Set exercise
Please transcribe the records precisely; pictures stay out of your copy.

## Begin

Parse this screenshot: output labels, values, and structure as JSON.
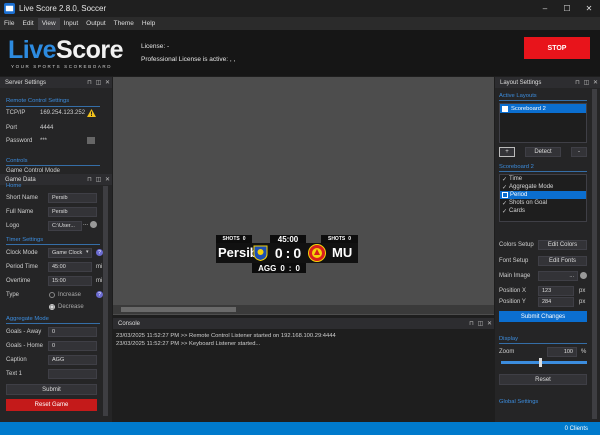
{
  "window": {
    "title": "Live Score 2.8.0, Soccer",
    "controls": [
      "–",
      "☐",
      "✕"
    ]
  },
  "menu": [
    "File",
    "Edit",
    "View",
    "Input",
    "Output",
    "Theme",
    "Help"
  ],
  "header": {
    "logo_a": "Live",
    "logo_b": "Score",
    "tagline": "YOUR SPORTS SCOREBOARD",
    "license_label": "License: -",
    "license_status": "Professional License is active: , ,",
    "stop_label": "STOP",
    "colors": {
      "accent": "#2d8be0",
      "stop": "#e8141b"
    }
  },
  "server_settings": {
    "title": "Server Settings",
    "section": "Remote Control Settings",
    "tcpip_label": "TCP/IP",
    "tcpip_value": "169.254.123.252",
    "port_label": "Port",
    "port_value": "4444",
    "password_label": "Password",
    "password_value": "***",
    "controls_section": "Controls",
    "game_control_mode": "Game Control Mode"
  },
  "game_data": {
    "title": "Game Data",
    "home_section": "Home",
    "short_name_label": "Short Name",
    "short_name_value": "Persib",
    "full_name_label": "Full Name",
    "full_name_value": "Persib",
    "logo_label": "Logo",
    "logo_value": "C:\\User...",
    "logo_browse": "...",
    "timer_section": "Timer Settings",
    "clock_mode_label": "Clock Mode",
    "clock_mode_value": "Game Clock",
    "period_time_label": "Period Time",
    "period_time_value": "45:00",
    "period_time_unit": "mi",
    "overtime_label": "Overtime",
    "overtime_value": "15:00",
    "overtime_unit": "mi",
    "type_label": "Type",
    "increase_label": "Increase",
    "decrease_label": "Decrease",
    "aggregate_section": "Aggregate Mode",
    "goals_away_label": "Goals - Away",
    "goals_away_value": "0",
    "goals_home_label": "Goals - Home",
    "goals_home_value": "0",
    "caption_label": "Caption",
    "caption_value": "AGG",
    "text1_label": "Text 1",
    "text1_value": "",
    "submit_label": "Submit",
    "reset_label": "Reset Game"
  },
  "scoreboard": {
    "shots_label_left": "SHOTS",
    "shots_left": "0",
    "shots_label_right": "SHOTS",
    "shots_right": "0",
    "clock": "45:00",
    "home_name": "Persib",
    "away_name": "MU",
    "home_score": "0",
    "away_score": "0",
    "score_separator": ":",
    "agg_label": "AGG",
    "agg_home": "0",
    "agg_away": "0",
    "agg_separator": ":"
  },
  "console": {
    "title": "Console",
    "lines": [
      "23/03/2025 11:52:27 PM >> Remote Control Listener started on 192.168.100.29:4444",
      "23/03/2025 11:52:27 PM >> Keyboard Listener started..."
    ]
  },
  "layout_settings": {
    "title": "Layout Settings",
    "active_layouts_section": "Active Layouts",
    "layouts": [
      "Scoreboard 2"
    ],
    "add_button": "+",
    "detect_button": "Detect",
    "remove_button": "-",
    "scoreboard_section": "Scoreboard 2",
    "elements": [
      {
        "label": "Time",
        "checked": true
      },
      {
        "label": "Aggregate Mode",
        "checked": true
      },
      {
        "label": "Period",
        "checked": false
      },
      {
        "label": "Shots on Goal",
        "checked": true
      },
      {
        "label": "Cards",
        "checked": true
      }
    ],
    "colors_setup_label": "Colors Setup",
    "edit_colors_button": "Edit Colors",
    "font_setup_label": "Font Setup",
    "edit_fonts_button": "Edit Fonts",
    "main_image_label": "Main Image",
    "main_image_browse": "...",
    "position_x_label": "Position X",
    "position_x_value": "123",
    "position_y_label": "Position Y",
    "position_y_value": "284",
    "px_unit": "px",
    "submit_changes_button": "Submit Changes",
    "display_section": "Display",
    "zoom_label": "Zoom",
    "zoom_value": "100",
    "zoom_unit": "%",
    "reset_button": "Reset",
    "global_section": "Global Settings"
  },
  "status": {
    "clients": "0 Clients"
  }
}
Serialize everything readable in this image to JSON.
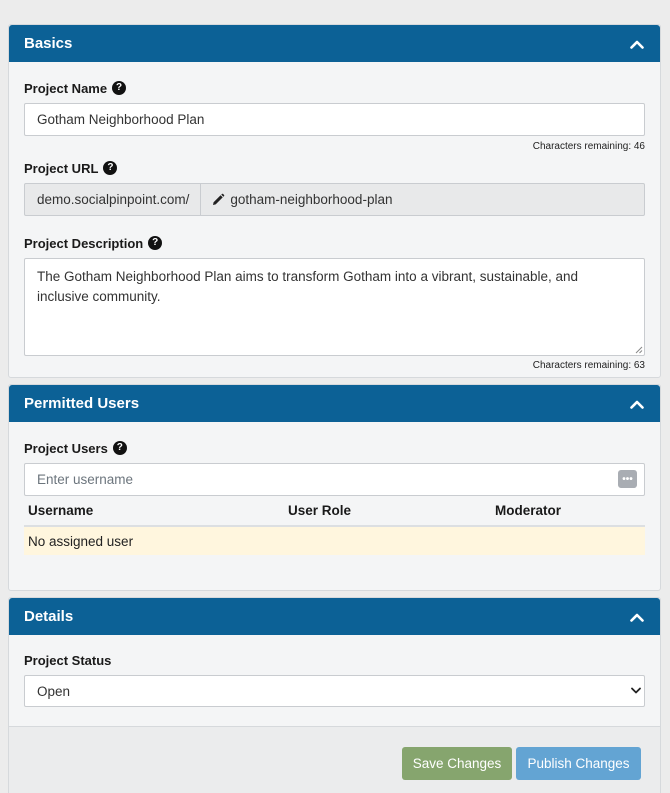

## End

Final result
Parse this screenshot: output labels, values, and structure as JSON.
{
  "window": {
    "title": "Live Score 2.8.0, Soccer",
    "controls": [
      "–",
      "☐",
      "✕"
    ]
  },
  "menu": [
    "File",
    "Edit",
    "View",
    "Input",
    "Output",
    "Theme",
    "Help"
  ],
  "header": {
    "logo_a": "Live",
    "logo_b": "Score",
    "tagline": "YOUR SPORTS SCOREBOARD",
    "license_label": "License: -",
    "license_status": "Professional License is active: , ,",
    "stop_label": "STOP",
    "colors": {
      "accent": "#2d8be0",
      "stop": "#e8141b"
    }
  },
  "server_settings": {
    "title": "Server Settings",
    "section": "Remote Control Settings",
    "tcpip_label": "TCP/IP",
    "tcpip_value": "169.254.123.252",
    "port_label": "Port",
    "port_value": "4444",
    "password_label": "Password",
    "password_value": "***",
    "controls_section": "Controls",
    "game_control_mode": "Game Control Mode"
  },
  "game_data": {
    "title": "Game Data",
    "home_section": "Home",
    "short_name_label": "Short Name",
    "short_name_value": "Persib",
    "full_name_label": "Full Name",
    "full_name_value": "Persib",
    "logo_label": "Logo",
    "logo_value": "C:\\User...",
    "logo_browse": "...",
    "timer_section": "Timer Settings",
    "clock_mode_label": "Clock Mode",
    "clock_mode_value": "Game Clock",
    "period_time_label": "Period Time",
    "period_time_value": "45:00",
    "period_time_unit": "mi",
    "overtime_label": "Overtime",
    "overtime_value": "15:00",
    "overtime_unit": "mi",
    "type_label": "Type",
    "increase_label": "Increase",
    "decrease_label": "Decrease",
    "aggregate_section": "Aggregate Mode",
    "goals_away_label": "Goals - Away",
    "goals_away_value": "0",
    "goals_home_label": "Goals - Home",
    "goals_home_value": "0",
    "caption_label": "Caption",
    "caption_value": "AGG",
    "text1_label": "Text 1",
    "text1_value": "",
    "submit_label": "Submit",
    "reset_label": "Reset Game"
  },
  "scoreboard": {
    "shots_label_left": "SHOTS",
    "shots_left": "0",
    "shots_label_right": "SHOTS",
    "shots_right": "0",
    "clock": "45:00",
    "home_name": "Persib",
    "away_name": "MU",
    "home_score": "0",
    "away_score": "0",
    "score_separator": ":",
    "agg_label": "AGG",
    "agg_home": "0",
    "agg_away": "0",
    "agg_separator": ":"
  },
  "console": {
    "title": "Console",
    "lines": [
      "23/03/2025 11:52:27 PM >> Remote Control Listener started on 192.168.100.29:4444",
      "23/03/2025 11:52:27 PM >> Keyboard Listener started..."
    ]
  },
  "layout_settings": {
    "title": "Layout Settings",
    "active_layouts_section": "Active Layouts",
    "layouts": [
      "Scoreboard 2"
    ],
    "add_button": "+",
    "detect_button": "Detect",
    "remove_button": "-",
    "scoreboard_section": "Scoreboard 2",
    "elements": [
      {
        "label": "Time",
        "checked": true
      },
      {
        "label": "Aggregate Mode",
        "checked": true
      },
      {
        "label": "Period",
        "checked": false
      },
      {
        "label": "Shots on Goal",
        "checked": true
      },
      {
        "label": "Cards",
        "checked": true
      }
    ],
    "colors_setup_label": "Colors Setup",
    "edit_colors_button": "Edit Colors",
    "font_setup_label": "Font Setup",
    "edit_fonts_button": "Edit Fonts",
    "main_image_label": "Main Image",
    "main_image_browse": "...",
    "position_x_label": "Position X",
    "position_x_value": "123",
    "position_y_label": "Position Y",
    "position_y_value": "284",
    "px_unit": "px",
    "submit_changes_button": "Submit Changes",
    "display_section": "Display",
    "zoom_label": "Zoom",
    "zoom_value": "100",
    "zoom_unit": "%",
    "reset_button": "Reset",
    "global_section": "Global Settings"
  },
  "status": {
    "clients": "0 Clients"
  }
}
Serialize everything readable in this image to JSON.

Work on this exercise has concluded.